*Requirements*.
**a.** Reproduce the Beethoven text starting at "The Elector, Maximilian" and ending at "was scarcely born.", renaming "Maximilian Franz" to "the new Elector" wherever it occurs.
**b.** Decide whether each statement agrees with the Beethoven text, answering yes or no and quoting the deciding words: (i) Beethoven left Bonn for Vienna in November 1792. (ii) The three juvenile quartets were published in 1785. (iii) Haydn left for England at the beginning of 1794.

*Extracted text*.
▼▼▼

1783. This Beethoven called his first composition-meaning, of course, his first composition considered fit for publication. To the year 1781 belong three little Sonatas for piano, in the last of which occurs a Menuetto with six Variations. Thus, in his earliest childish pieces we find Beethoven fascinated by the musical form which he was to make peculiarly his own, and which was to prove the vehicle of his sublimest utterances. The last movement of the last Sonata, and the great Diabelli Variations of 1823, stand as monuments of Beethoven's capacity to see eternity in a grain of sand, and, in a special sense, to hold infinity in the palm of his hand.

Three juvenile quartets of 1785, published posthumously, are interesting because the Adagio of the third was used in the Sonata Op. 2, No. 1. These and other compositions, unimportant as they are intrinsically, were proofs of high musical capacity, and it was felt that the boy ought to visit the metropolis of music, where Haydn and Mozart reigned as joint sovereigns. In 1787 the journey to Vienna was, somehow, contrived, and there Beethoven made the acquaintance of Mozart, who, hearing him improvise on a given theme, prophesied with humour and truth, that the boy would make a noise in the world. But the visit was cut short by the death of his mother, and in three months Beethoven was back again in Bonn at the Elector's Court, where, in a way characteristic of his whole life, he began to make friendships with people of rank and station, notably the von Breunings and the immortalised Count Waldstein.

The Elector, Maximilian Friedrich, to whom the three juvenile Sonatas were dedicated, had died in 1784, and was succeeded by Maximilian Franz, who resolved (after due promptings, we may be sure) that his remarkable young musician should be sent to study under Haydn. And so, in November, 1792, Beethoven left Bonn for Vienna, and found there his true home. He was within a few weeks of twenty-three, and still in his nonage. His compositions were numerous, but without real importance. At the age Beethoven had reached when he visited Vienna to continue his studies, Mozart and Mendelssohn had achieved European celebrity as performers and composers. Beethoven, the real Beethoven, was scarcely born.

Of one great spirit the Vienna of Beethoven's youth was bereft Mozart had lain in his pauper's grave for nearly a year;

Haydn still survived, and was to live on to the wonderful year in which the Emperor Concerto, the " Harp "Quartet, the F sharp Sonata and "Les Adieux, l'Absence et le Retour" were written, and the C minor, the Pastoral, the 'Cello Sonata (Op. 69) and the two Trios (Op. 70) were published. It had been arranged that Beethoven should receive lessons from the old master; but the project was doomed to failure. Haydn had grown indifferent and, moreover, found his uncouth pupil difficult. Beethoven, inexperienced though he was, soon divined that Haydn had nothing to teach him; but, as the dedication of Op. 2 indicates, friendly relations continued until the beginning of 1794, when Haydn's departure for England left Beethoven free to choose his own masters among the most rigid of musical purists. That he was a laborious learner (and a difficult pupil) is no less evident than that he mastered his learning and never let it master him. Beethoven and the pedants did not see eye to eye and do not see eye to eye now, for musical pedantry has many forms, and still exists, even though Albrechtsberger be dead. There is such a thing as a pedantry of modernity.

▲▲▲

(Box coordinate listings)

▼▼▼

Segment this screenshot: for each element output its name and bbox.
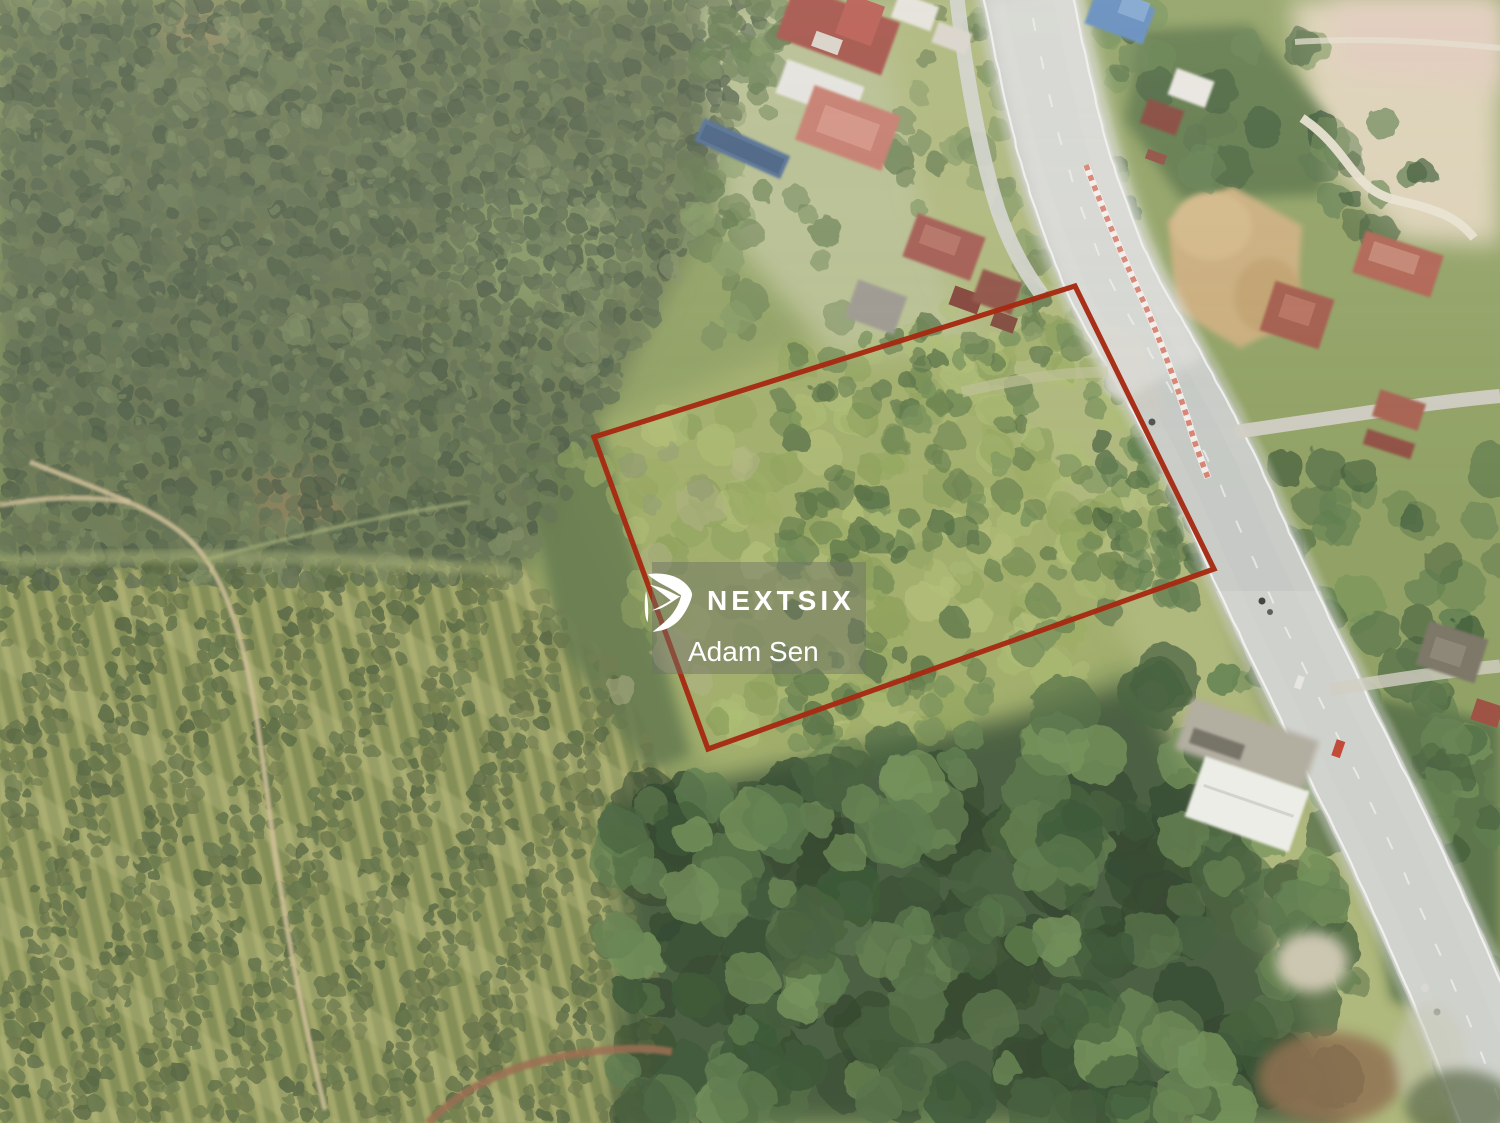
svg-text:NEXTSIX: NEXTSIX xyxy=(707,585,855,616)
svg-text:Adam Sen: Adam Sen xyxy=(688,636,819,667)
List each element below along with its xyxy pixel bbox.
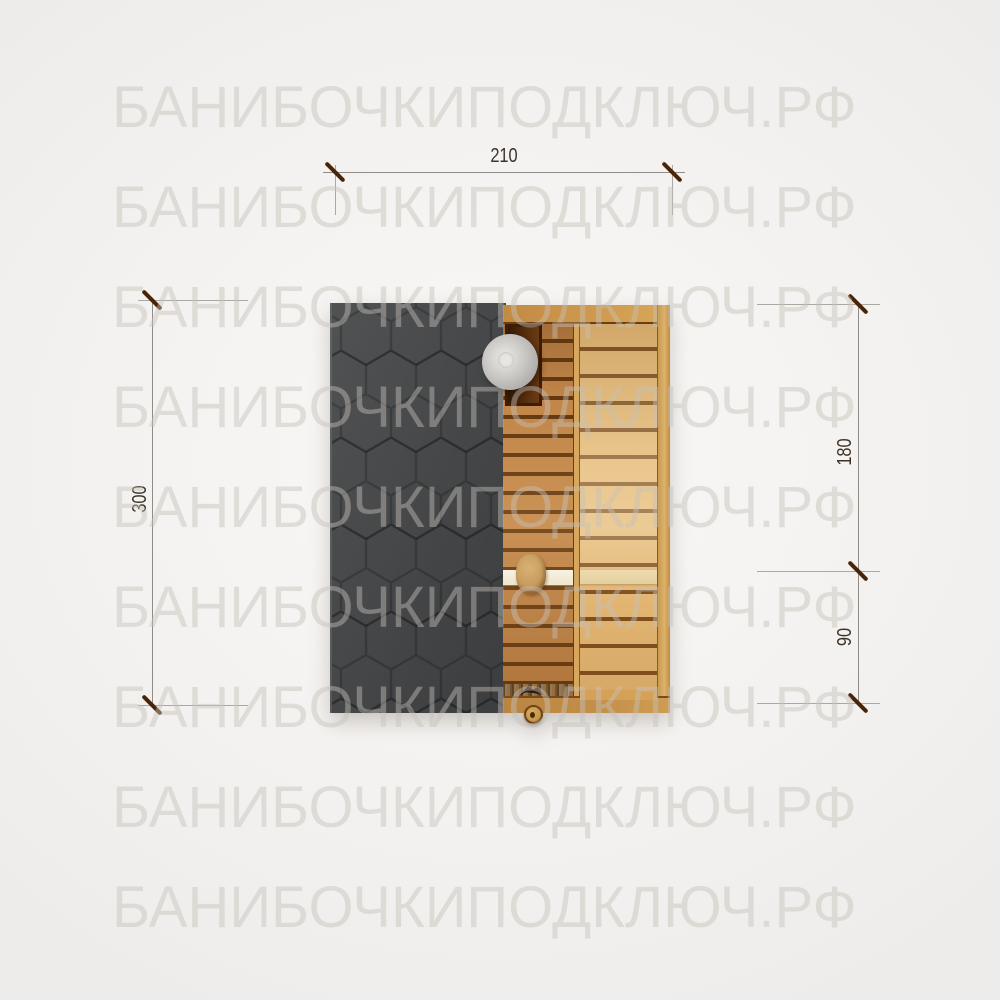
dimension-line-top (323, 172, 685, 173)
canvas-background: 210 300 180 90 БАНИБОЧКИПОДКЛЮЧ.РФБАНИБО… (0, 0, 1000, 1000)
dimension-label-right-upper: 180 (835, 423, 855, 480)
dimension-line-left (152, 300, 153, 706)
dimension-label-top: 210 (471, 146, 537, 166)
dimension-annotations: 210 300 180 90 (0, 0, 1000, 1000)
dimension-line-right (858, 304, 859, 704)
dimension-label-right-lower: 90 (835, 608, 855, 665)
dimension-label-left: 300 (130, 470, 150, 527)
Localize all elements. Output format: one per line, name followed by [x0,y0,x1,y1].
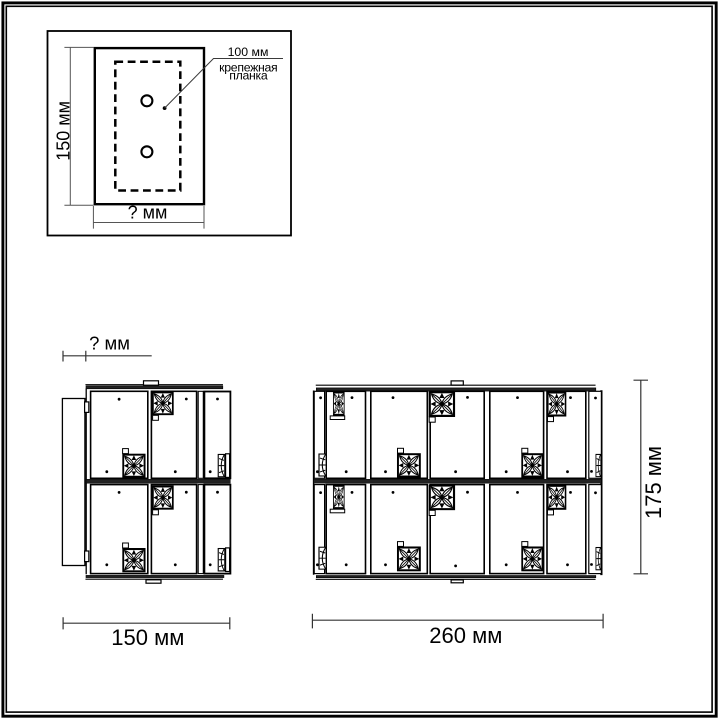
svg-text:150 мм: 150 мм [111,625,184,650]
svg-text:260 мм: 260 мм [429,623,502,648]
svg-text:150 мм: 150 мм [53,101,73,161]
svg-text:планка: планка [229,68,268,82]
svg-text:175 мм: 175 мм [641,446,666,519]
svg-text:100 мм: 100 мм [228,45,269,59]
svg-text:? мм: ? мм [128,203,168,223]
svg-text:? мм: ? мм [89,333,130,354]
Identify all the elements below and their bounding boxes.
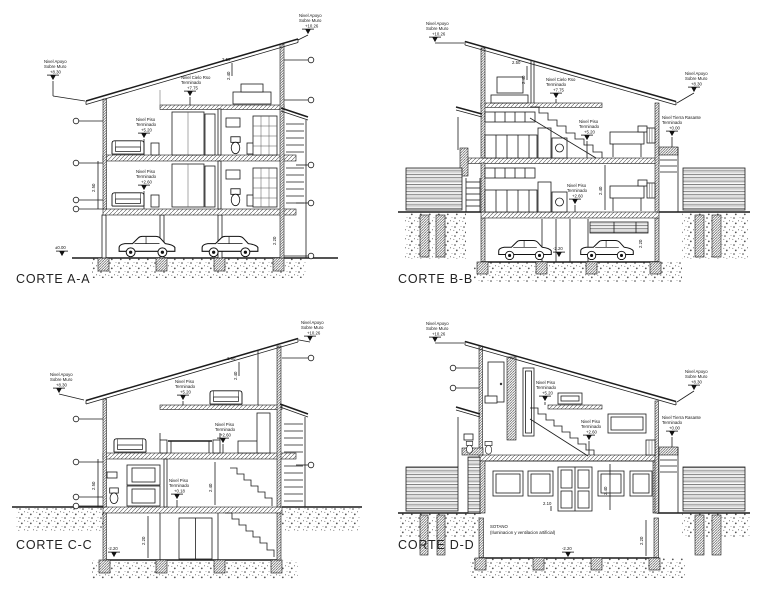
level-label-apoyo-left: Nivel Apoyo Sobre Muro +8.30 xyxy=(50,372,84,400)
level-value: +7.75 xyxy=(553,88,564,93)
main-floor-band: 2.10 2.40 xyxy=(479,455,659,513)
level-label-tierra-right: Nivel Tierra Rasante Terminado +0.00 xyxy=(662,115,702,147)
level-label-line2: Terminado xyxy=(136,122,157,127)
level-value: +10.26 xyxy=(432,32,446,37)
level-value: ±0.00 xyxy=(55,245,66,250)
dimension-label: 2.10 xyxy=(543,501,552,506)
section-title: CORTE B-B xyxy=(398,272,473,286)
dimension-label: 2.50 xyxy=(91,183,96,192)
level-label-line2: Terminado xyxy=(581,424,602,429)
level-label-line2: Terminado xyxy=(136,174,157,179)
level-label-apoyo-left: Nivel Apoyo Sobre Muro +8.30 xyxy=(44,59,85,101)
level-label-line2: Sobre Muro xyxy=(44,64,67,69)
dimension-label: 2.20 xyxy=(638,239,643,248)
level-value: +5.20 xyxy=(542,391,553,396)
level-value: +5.20 xyxy=(584,130,595,135)
dimension-label: 2.50 xyxy=(222,57,231,62)
attic-furniture xyxy=(233,84,271,104)
level-label-line2: Terminado xyxy=(662,420,683,425)
toilet-icon xyxy=(231,189,240,206)
section-title: CORTE D-D xyxy=(398,538,474,552)
sofa-icon xyxy=(114,439,146,452)
level-value: +10.26 xyxy=(432,332,446,337)
dimension-label: 2.40 xyxy=(226,71,231,80)
level-label-line2: Terminado xyxy=(175,384,196,389)
car-icon xyxy=(202,236,258,256)
level-label-basement: -2.20 xyxy=(553,246,565,257)
level-value: +10.26 xyxy=(307,331,321,336)
level-value: +5.20 xyxy=(141,128,152,133)
level-label-piso-attic: Nivel Piso Terminado +5.20 xyxy=(175,379,196,405)
level-label-piso-lower: Nivel Piso Terminado +2.60 xyxy=(567,183,588,212)
level-value: +10.26 xyxy=(305,24,319,29)
level-label-apoyo-right: Nivel Apoyo Sobre Muro +10.26 xyxy=(298,13,322,40)
dimension-label: 2.40 xyxy=(598,186,603,195)
toilet-icon xyxy=(485,441,492,454)
lower-floor-furniture xyxy=(107,465,272,506)
attic-interior xyxy=(491,61,534,103)
dimension-label: 2.20 xyxy=(141,536,146,545)
level-value: +0.18 xyxy=(174,489,185,494)
toilet-icon xyxy=(110,488,119,504)
dimension-label: 2.50 xyxy=(227,356,236,361)
level-label-line2: Terminado xyxy=(662,120,683,125)
level-value: +8.30 xyxy=(691,380,702,385)
level-label-line2: Sobre Muro xyxy=(685,76,708,81)
level-value: +8.30 xyxy=(50,70,61,75)
level-label-line2: Terminado xyxy=(169,483,190,488)
sofa-icon xyxy=(112,193,144,206)
dimension-label: 2.40 xyxy=(521,75,526,84)
datum-markers xyxy=(450,365,479,391)
corte-a-section: 2.50 2.40 2.50 2.20 Nivel Apoyo Sobre Mu… xyxy=(0,0,390,300)
dimension-label: 2.50 xyxy=(512,60,521,65)
level-label-basement: -2.20 xyxy=(108,546,120,557)
level-value: +2.60 xyxy=(586,430,597,435)
corte-b-section: 2.50 2.40 2.40 2.20 Nivel Apoyo Sobre Mu… xyxy=(390,0,780,300)
right-terrace xyxy=(659,147,678,212)
level-label-line2: Terminado xyxy=(546,82,567,87)
sofa-icon xyxy=(210,391,242,404)
level-value: +0.00 xyxy=(669,426,680,431)
basement-note: (Iluminacion y ventilacion artificial) xyxy=(490,530,556,535)
level-label-cielo: Nivel Cielo Rso Terminado +7.75 xyxy=(181,75,211,105)
dimension-label: 2.40 xyxy=(603,486,608,495)
level-label-apoyo-right: Nivel Apoyo Sobre Muro +8.30 xyxy=(677,71,708,103)
ground xyxy=(72,258,338,278)
level-value: +8.30 xyxy=(691,82,702,87)
basement-interior xyxy=(179,513,274,559)
level-label-piso-lower: Nivel Piso Terminado +0.18 xyxy=(169,478,190,507)
attic-furniture xyxy=(210,391,242,404)
dimension-label: 2.40 xyxy=(208,483,213,492)
upper-floor-interior xyxy=(485,107,655,158)
level-label-line2: Sobre Muro xyxy=(299,18,322,23)
level-value: +2.60 xyxy=(572,194,583,199)
mid-floor-furniture xyxy=(114,413,270,453)
level-value: +8.30 xyxy=(56,383,67,388)
level-value: -2.20 xyxy=(562,546,572,551)
level-label-apoyo-right: Nivel Apoyo Sobre Muro +8.30 xyxy=(677,369,708,402)
dimension-label: 2.40 xyxy=(233,371,238,380)
dimension-label: 2.50 xyxy=(91,481,96,490)
stair-tower xyxy=(281,108,308,258)
toilet-icon xyxy=(466,441,473,453)
level-label-line2: Sobre Muro xyxy=(301,325,324,330)
car-icon xyxy=(581,240,634,259)
car-icon xyxy=(119,236,175,256)
level-label-tierra-right: Nivel Tierra Rasante Terminado +0.00 xyxy=(662,415,702,447)
level-label-apoyo-right: Nivel Apoyo Sobre Muro +10.26 xyxy=(299,320,324,342)
car-icon xyxy=(499,240,552,259)
level-label-apoyo-left: Nivel Apoyo Sobre Muro +10.26 xyxy=(426,21,464,43)
section-title: CORTE C-C xyxy=(16,538,92,552)
level-label-line2: Terminado xyxy=(579,124,600,129)
level-value: +2.60 xyxy=(141,180,152,185)
dimension-label: 2.20 xyxy=(272,236,277,245)
level-label-ground: ±0.00 xyxy=(55,245,68,256)
level-label-piso-upper: Nivel Piso Terminado +5.20 xyxy=(536,380,557,405)
toilet-icon xyxy=(231,137,240,154)
sofa-icon xyxy=(112,141,144,154)
basement-label: SOTANO xyxy=(490,524,508,529)
level-value: +7.75 xyxy=(187,86,198,91)
level-value: +0.00 xyxy=(669,126,680,131)
corte-c-section: 2.50 2.40 2.50 2.40 2.20 Nivel Apoyo Sob… xyxy=(0,300,390,600)
level-label-line2: Terminado xyxy=(181,80,202,85)
level-label-line2: Sobre Muro xyxy=(426,26,449,31)
level-value: +5.20 xyxy=(180,390,191,395)
section-title: CORTE A-A xyxy=(16,272,90,286)
level-value: -2.20 xyxy=(553,246,563,251)
level-label-line2: Sobre Muro xyxy=(685,374,708,379)
level-label-apoyo-left: Nivel Apoyo Sobre Muro +10.26 xyxy=(426,321,464,343)
corte-d-section: SOTANO (Iluminacion y ventilacion artifi… xyxy=(390,300,780,600)
roof xyxy=(86,339,298,405)
blueprint-sheet: 2.50 2.40 2.50 2.20 Nivel Apoyo Sobre Mu… xyxy=(0,0,780,600)
cars xyxy=(119,236,258,256)
level-label-cielo: Nivel Cielo Rso Terminado +7.75 xyxy=(546,77,576,103)
level-label-line2: Sobre Muro xyxy=(426,326,449,331)
level-value: +2.60 xyxy=(220,433,231,438)
right-terrace xyxy=(659,447,678,513)
level-label-line2: Terminado xyxy=(567,188,588,193)
dimension-label: 2.20 xyxy=(639,536,644,545)
level-value: -2.20 xyxy=(108,546,118,551)
level-label-line2: Terminado xyxy=(215,427,236,432)
level-label-line2: Terminado xyxy=(536,385,557,390)
level-label-line2: Sobre Muro xyxy=(50,377,73,382)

▲▲▲

*Results in order*.
**a.**
The Elector, Maximilian Friedrich, to whom the three juvenile Sonatas were dedicated, had died in 1784, and was succeeded by the new Elector, who resolved (after due promptings, we may be sure) that his remarkable young musician should be sent to study under Haydn. And so, in November, 1792, Beethoven left Bonn for Vienna, and found there his true home. He was within a few weeks of twenty-three, and still in his nonage. His compositions were numerous, but without real importance. At the age Beethoven had reached when he visited Vienna to continue his studies, Mozart and Mendelssohn had achieved European celebrity as performers and composers. Beethoven, the real Beethoven, was scarcely born.

**b.**
(i) Yes: "And so, in November, 1792, Beethoven left Bonn for Vienna"
(ii) No: "Three juvenile quartets of 1785, published posthumously"
(iii) Yes: "friendly relations continued until the beginning of 1794, when Haydn's departure for England left Beethoven free"